Go through the material below and copy each line where the word "PROTOCOLO" appears.

── Provided data

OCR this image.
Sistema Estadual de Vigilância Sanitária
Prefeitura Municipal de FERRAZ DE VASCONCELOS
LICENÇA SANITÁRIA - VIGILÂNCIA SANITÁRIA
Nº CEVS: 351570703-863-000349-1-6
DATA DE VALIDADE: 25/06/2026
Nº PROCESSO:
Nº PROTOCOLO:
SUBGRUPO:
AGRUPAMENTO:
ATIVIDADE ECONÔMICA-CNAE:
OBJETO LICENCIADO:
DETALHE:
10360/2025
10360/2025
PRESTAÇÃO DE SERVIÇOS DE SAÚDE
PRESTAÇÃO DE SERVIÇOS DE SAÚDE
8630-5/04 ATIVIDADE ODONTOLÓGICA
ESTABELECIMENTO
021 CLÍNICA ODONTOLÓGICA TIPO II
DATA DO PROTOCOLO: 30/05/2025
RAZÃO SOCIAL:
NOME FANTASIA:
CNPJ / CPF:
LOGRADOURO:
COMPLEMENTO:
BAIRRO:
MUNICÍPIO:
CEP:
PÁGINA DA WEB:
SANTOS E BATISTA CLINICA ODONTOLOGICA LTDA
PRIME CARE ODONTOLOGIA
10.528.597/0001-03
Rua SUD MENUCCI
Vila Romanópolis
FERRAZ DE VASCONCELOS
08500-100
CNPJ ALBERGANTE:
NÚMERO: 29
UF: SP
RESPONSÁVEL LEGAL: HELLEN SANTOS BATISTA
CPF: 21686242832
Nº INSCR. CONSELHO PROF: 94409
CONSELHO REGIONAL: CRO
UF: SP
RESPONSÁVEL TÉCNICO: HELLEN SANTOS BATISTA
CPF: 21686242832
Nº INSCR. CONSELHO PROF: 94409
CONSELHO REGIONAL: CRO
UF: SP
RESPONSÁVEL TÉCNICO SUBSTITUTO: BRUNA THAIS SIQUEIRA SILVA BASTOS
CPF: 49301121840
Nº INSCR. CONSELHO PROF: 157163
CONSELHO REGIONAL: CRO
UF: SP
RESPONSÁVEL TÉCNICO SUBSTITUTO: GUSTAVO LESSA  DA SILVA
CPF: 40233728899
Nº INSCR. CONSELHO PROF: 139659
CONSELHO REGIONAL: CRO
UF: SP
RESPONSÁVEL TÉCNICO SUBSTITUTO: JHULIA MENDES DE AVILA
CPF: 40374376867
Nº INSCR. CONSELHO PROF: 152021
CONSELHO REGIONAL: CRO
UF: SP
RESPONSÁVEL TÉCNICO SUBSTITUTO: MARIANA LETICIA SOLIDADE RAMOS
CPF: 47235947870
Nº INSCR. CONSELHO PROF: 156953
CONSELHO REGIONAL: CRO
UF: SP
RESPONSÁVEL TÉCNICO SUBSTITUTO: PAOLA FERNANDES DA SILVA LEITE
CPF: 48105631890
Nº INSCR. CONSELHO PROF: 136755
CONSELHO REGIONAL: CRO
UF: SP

────

§ **The response**:
Nº PROTOCOLO:
DATA DO PROTOCOLO: 30/05/2025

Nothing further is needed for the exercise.